▶ What is expected:
In your copy, reproduce the entries exactly as they are, minus the images.

[Records from a collection]
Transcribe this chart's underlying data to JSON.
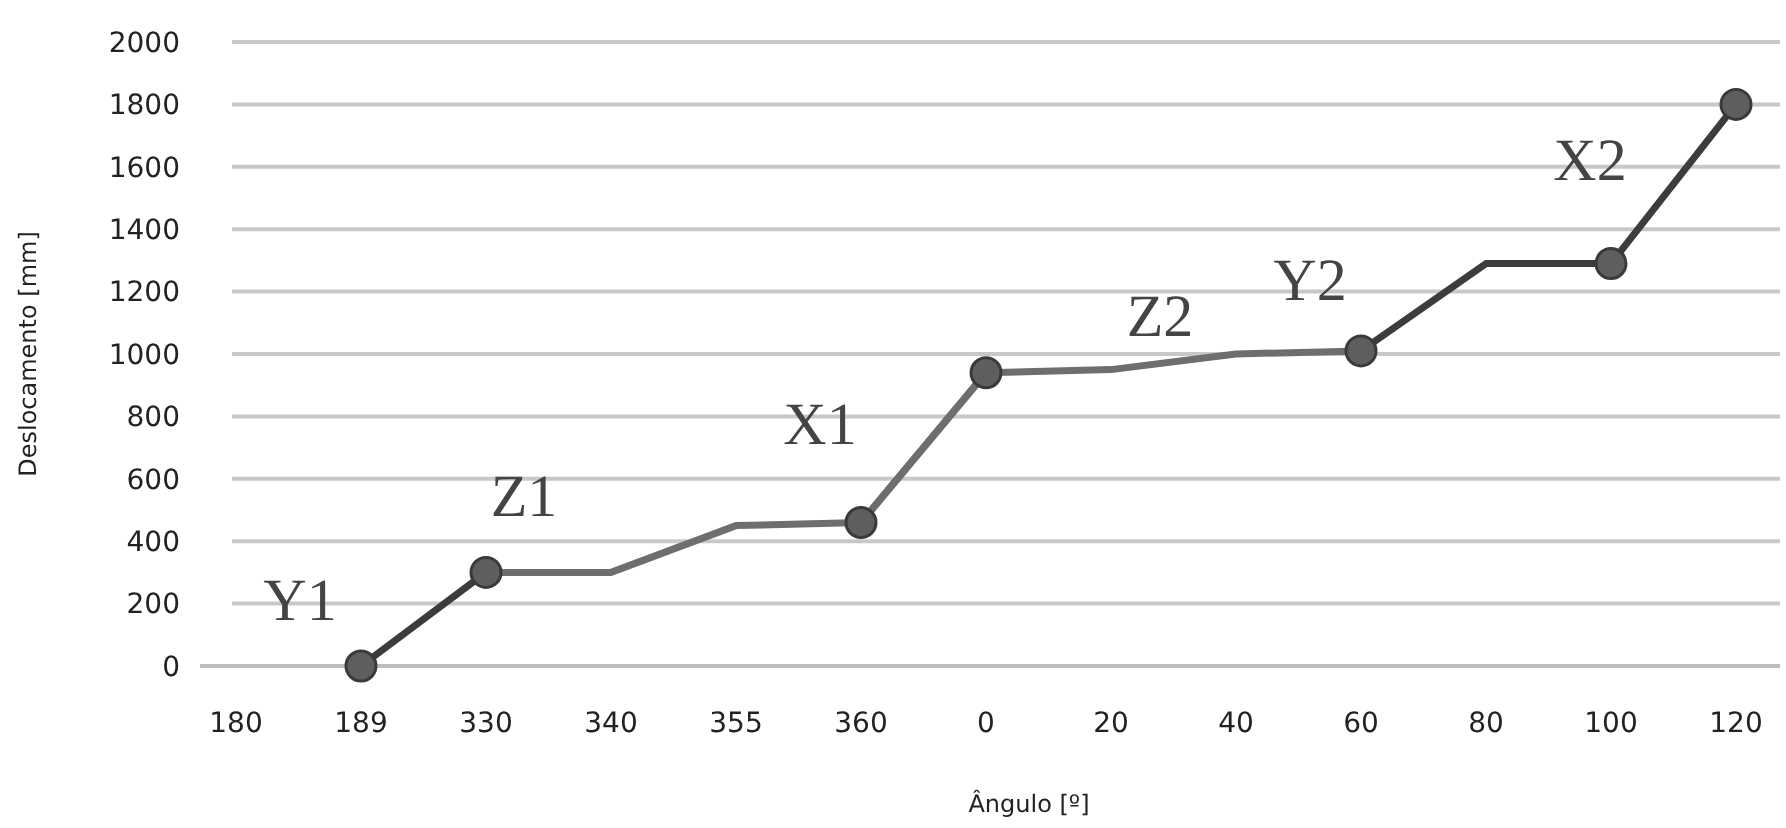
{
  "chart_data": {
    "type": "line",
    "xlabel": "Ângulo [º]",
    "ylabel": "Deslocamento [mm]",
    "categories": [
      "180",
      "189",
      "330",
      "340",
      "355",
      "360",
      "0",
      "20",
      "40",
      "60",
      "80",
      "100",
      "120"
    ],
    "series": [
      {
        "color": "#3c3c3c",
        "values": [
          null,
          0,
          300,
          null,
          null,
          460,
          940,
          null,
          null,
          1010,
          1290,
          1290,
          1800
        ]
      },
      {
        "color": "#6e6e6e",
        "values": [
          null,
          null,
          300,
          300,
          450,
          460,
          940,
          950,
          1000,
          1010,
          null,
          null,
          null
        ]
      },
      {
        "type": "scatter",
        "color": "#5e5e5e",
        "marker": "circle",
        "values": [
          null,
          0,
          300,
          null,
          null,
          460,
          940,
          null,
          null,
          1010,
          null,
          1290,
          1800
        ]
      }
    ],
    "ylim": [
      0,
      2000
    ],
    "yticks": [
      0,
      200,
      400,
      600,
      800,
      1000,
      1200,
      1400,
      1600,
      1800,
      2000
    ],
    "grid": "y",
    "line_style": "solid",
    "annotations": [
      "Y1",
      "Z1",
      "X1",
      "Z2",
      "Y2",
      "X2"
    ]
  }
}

▶ Problem solution:
Transcribe this chart's underlying data to JSON.
{
  "chart_data": {
    "type": "line",
    "xlabel": "Ângulo [º]",
    "ylabel": "Deslocamento [mm]",
    "categories": [
      "180",
      "189",
      "330",
      "340",
      "355",
      "360",
      "0",
      "20",
      "40",
      "60",
      "80",
      "100",
      "120"
    ],
    "series": [
      {
        "color": "#3c3c3c",
        "values": [
          null,
          0,
          300,
          null,
          null,
          460,
          940,
          null,
          null,
          1010,
          1290,
          1290,
          1800
        ]
      },
      {
        "color": "#6e6e6e",
        "values": [
          null,
          null,
          300,
          300,
          450,
          460,
          940,
          950,
          1000,
          1010,
          null,
          null,
          null
        ]
      },
      {
        "type": "scatter",
        "color": "#5e5e5e",
        "marker": "circle",
        "values": [
          null,
          0,
          300,
          null,
          null,
          460,
          940,
          null,
          null,
          1010,
          null,
          1290,
          1800
        ]
      }
    ],
    "ylim": [
      0,
      2000
    ],
    "yticks": [
      0,
      200,
      400,
      600,
      800,
      1000,
      1200,
      1400,
      1600,
      1800,
      2000
    ],
    "grid": "y",
    "line_style": "solid",
    "annotations": [
      "Y1",
      "Z1",
      "X1",
      "Z2",
      "Y2",
      "X2"
    ]
  }
}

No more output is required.